Wherever the string "中国旅游地理" appears in a line, extract that line.

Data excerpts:
******
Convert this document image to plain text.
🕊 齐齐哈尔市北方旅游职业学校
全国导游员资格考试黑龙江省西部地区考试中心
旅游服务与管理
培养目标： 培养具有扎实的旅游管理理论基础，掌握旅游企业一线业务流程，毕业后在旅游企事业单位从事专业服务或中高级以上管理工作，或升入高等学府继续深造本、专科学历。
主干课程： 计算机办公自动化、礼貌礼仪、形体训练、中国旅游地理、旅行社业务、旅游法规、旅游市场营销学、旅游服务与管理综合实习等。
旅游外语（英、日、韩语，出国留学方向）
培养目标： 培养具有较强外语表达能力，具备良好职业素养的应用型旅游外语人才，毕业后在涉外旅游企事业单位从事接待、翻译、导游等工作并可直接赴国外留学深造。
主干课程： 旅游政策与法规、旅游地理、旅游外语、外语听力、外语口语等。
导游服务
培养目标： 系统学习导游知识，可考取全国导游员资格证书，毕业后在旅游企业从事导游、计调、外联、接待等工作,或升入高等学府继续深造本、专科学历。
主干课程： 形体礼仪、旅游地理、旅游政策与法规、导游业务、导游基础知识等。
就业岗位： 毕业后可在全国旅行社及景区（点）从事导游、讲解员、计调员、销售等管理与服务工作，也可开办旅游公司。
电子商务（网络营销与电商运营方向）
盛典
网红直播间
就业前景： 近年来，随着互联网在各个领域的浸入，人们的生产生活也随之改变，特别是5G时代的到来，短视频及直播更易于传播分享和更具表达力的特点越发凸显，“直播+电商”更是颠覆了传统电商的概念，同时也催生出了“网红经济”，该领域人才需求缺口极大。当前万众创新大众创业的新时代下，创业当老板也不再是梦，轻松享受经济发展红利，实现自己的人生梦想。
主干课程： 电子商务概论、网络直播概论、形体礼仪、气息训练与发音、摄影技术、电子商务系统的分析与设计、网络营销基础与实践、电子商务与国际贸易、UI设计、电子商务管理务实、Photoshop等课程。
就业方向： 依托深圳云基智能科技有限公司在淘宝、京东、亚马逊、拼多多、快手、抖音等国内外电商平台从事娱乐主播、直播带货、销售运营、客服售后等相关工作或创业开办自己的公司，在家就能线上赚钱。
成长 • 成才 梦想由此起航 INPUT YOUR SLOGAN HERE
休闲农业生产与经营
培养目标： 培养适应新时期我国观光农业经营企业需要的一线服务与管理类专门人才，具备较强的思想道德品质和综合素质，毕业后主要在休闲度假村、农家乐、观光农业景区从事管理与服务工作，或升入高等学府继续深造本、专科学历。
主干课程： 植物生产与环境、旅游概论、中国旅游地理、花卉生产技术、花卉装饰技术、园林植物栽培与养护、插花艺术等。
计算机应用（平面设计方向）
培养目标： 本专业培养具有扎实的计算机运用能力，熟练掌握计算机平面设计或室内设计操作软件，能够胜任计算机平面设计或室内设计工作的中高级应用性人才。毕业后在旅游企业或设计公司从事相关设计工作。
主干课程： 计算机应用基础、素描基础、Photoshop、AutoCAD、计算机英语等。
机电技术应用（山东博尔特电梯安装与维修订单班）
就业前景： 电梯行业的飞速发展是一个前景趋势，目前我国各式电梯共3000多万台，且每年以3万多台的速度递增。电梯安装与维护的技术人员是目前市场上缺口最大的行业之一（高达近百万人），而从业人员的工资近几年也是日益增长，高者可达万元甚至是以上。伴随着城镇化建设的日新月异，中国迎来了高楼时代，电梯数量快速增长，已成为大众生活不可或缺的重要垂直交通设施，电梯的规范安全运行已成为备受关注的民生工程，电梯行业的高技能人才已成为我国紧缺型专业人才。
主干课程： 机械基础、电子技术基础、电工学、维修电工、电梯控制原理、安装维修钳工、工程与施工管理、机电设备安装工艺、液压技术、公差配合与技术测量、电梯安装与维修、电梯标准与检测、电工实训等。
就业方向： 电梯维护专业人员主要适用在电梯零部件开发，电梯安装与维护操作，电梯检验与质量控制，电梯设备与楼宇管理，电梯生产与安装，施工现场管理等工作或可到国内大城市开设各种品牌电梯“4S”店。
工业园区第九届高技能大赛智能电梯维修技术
******
**Answer to this problem:**
主干课程： 计算机办公自动化、礼貌礼仪、形体训练、中国旅游地理、旅行社业务、旅游法规、旅游市场营销学、旅游服务与管理综合实习等。
主干课程： 植物生产与环境、旅游概论、中国旅游地理、花卉生产技术、花卉装饰技术、园林植物栽培与养护、插花艺术等。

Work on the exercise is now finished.